• Work to be completed: Filter the records for lines holding the string "compare".
begin Excerpted records
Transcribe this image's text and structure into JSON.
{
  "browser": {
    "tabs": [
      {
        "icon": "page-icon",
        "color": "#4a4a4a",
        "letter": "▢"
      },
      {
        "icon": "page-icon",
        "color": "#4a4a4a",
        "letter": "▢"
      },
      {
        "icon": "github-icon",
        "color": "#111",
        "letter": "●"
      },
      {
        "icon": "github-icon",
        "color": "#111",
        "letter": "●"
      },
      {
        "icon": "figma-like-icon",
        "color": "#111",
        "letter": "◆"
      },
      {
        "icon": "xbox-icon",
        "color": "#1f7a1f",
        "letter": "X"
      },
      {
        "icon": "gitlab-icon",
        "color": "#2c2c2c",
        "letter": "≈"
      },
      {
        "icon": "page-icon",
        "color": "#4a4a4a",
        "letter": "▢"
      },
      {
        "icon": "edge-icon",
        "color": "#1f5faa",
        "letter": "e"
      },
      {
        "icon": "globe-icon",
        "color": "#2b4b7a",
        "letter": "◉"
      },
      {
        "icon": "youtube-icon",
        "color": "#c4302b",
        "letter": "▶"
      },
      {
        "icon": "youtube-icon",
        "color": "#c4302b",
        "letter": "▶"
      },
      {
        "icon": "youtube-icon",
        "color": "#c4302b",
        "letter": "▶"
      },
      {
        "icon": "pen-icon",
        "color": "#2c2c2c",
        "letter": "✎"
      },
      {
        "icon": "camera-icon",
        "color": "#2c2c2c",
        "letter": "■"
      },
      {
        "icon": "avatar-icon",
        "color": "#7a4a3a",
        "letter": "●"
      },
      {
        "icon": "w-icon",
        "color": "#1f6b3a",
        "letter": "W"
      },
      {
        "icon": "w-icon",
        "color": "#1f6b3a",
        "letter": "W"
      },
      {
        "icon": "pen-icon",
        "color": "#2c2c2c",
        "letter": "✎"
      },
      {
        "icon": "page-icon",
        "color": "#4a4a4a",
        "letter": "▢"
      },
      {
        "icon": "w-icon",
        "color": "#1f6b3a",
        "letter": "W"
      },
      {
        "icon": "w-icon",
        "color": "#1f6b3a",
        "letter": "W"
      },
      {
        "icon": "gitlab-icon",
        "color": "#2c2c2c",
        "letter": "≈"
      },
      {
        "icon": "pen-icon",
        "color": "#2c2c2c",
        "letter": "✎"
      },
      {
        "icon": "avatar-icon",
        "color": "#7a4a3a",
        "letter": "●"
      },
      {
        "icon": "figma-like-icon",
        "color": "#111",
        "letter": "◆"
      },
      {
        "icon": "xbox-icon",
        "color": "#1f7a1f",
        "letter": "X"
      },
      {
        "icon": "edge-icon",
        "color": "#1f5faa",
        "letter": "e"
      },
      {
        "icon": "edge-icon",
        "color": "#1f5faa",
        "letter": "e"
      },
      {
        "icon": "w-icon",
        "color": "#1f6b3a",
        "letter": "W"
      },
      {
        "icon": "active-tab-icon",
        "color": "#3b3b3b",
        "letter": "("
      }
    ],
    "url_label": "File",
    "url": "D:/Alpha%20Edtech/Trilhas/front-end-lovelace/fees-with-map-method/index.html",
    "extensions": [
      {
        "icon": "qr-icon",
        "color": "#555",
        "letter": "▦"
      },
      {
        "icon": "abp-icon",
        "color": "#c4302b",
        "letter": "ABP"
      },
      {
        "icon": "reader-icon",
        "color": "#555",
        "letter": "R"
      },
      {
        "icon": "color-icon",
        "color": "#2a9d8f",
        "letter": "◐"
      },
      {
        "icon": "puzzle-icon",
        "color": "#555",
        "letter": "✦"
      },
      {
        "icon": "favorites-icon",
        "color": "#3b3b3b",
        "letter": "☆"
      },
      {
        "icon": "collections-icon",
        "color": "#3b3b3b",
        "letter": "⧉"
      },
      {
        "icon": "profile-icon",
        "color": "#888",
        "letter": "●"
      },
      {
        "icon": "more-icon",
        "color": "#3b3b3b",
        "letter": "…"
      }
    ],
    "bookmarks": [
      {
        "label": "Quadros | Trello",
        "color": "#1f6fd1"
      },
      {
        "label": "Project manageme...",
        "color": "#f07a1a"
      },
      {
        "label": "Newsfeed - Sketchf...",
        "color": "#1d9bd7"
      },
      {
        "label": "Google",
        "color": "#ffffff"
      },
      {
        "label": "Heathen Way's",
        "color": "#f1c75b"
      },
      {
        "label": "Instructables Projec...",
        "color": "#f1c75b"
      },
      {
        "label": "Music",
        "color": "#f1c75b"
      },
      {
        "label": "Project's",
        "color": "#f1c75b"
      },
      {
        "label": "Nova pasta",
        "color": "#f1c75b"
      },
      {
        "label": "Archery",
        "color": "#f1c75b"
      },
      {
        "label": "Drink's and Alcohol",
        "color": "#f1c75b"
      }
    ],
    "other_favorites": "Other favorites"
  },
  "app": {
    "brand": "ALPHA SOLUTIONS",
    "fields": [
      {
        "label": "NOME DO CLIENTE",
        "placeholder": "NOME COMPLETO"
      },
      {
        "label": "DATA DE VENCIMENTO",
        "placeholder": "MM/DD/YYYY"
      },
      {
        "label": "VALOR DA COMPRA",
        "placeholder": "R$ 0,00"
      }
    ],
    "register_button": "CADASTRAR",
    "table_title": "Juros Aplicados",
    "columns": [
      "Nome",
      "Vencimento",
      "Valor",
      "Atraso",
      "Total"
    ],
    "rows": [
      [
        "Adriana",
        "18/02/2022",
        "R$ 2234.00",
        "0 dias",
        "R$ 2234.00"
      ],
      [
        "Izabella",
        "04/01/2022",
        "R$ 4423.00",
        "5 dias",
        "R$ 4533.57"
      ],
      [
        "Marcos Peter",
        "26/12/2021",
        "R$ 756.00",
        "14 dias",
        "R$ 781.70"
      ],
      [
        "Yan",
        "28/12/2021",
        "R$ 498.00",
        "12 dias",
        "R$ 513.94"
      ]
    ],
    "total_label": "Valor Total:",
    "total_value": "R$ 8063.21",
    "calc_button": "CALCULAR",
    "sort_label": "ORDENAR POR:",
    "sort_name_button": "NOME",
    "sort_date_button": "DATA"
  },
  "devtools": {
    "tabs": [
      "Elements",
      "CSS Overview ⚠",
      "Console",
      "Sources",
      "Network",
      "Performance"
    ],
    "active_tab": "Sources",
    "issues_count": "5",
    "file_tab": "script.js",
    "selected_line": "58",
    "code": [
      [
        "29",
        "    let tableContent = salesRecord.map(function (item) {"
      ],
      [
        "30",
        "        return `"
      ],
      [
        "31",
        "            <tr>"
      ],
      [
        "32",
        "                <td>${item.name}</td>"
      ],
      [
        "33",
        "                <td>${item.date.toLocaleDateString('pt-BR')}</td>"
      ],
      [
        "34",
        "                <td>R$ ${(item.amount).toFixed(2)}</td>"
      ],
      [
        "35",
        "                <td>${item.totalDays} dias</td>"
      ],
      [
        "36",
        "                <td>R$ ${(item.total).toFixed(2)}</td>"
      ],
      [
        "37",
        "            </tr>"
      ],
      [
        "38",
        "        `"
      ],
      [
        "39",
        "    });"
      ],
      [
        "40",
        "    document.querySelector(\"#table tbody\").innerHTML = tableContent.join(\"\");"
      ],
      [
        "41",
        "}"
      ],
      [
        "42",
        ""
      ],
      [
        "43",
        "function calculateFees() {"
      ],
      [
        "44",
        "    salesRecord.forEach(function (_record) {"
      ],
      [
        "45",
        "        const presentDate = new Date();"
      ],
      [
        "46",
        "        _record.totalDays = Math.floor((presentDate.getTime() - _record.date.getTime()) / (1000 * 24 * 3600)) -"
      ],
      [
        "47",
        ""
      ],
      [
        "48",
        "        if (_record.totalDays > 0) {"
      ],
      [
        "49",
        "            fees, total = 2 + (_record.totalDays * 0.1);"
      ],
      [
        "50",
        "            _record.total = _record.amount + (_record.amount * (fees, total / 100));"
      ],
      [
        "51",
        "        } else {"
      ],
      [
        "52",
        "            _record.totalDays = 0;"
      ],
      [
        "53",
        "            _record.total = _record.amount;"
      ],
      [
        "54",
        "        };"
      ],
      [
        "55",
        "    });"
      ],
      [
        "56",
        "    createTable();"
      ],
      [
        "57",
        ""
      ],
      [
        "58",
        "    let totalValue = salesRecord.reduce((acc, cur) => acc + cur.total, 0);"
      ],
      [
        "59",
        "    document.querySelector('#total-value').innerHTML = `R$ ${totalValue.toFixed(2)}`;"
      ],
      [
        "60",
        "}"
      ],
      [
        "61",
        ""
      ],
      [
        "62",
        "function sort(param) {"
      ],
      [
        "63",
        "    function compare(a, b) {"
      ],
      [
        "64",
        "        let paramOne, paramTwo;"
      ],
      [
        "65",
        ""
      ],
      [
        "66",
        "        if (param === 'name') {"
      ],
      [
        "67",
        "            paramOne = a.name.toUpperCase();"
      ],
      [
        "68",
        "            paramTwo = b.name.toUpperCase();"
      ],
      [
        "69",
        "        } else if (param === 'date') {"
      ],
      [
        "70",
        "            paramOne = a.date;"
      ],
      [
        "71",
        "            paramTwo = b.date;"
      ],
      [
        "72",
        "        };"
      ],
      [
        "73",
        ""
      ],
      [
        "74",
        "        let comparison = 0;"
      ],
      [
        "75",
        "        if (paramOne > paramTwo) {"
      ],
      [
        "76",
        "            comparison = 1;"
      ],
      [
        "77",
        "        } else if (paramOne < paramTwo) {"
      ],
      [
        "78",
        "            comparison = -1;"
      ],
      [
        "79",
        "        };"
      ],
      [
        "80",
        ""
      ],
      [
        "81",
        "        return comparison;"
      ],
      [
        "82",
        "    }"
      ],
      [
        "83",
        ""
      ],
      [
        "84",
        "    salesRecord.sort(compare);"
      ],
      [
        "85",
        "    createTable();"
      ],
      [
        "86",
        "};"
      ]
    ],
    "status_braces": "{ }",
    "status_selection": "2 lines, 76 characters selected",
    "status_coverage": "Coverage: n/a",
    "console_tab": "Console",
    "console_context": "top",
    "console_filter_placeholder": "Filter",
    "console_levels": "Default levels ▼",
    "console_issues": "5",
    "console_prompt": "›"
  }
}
end Excerpted records
• Answer to the problem:
        "    function compare(a, b) {"
        "    salesRecord.sort(compare);"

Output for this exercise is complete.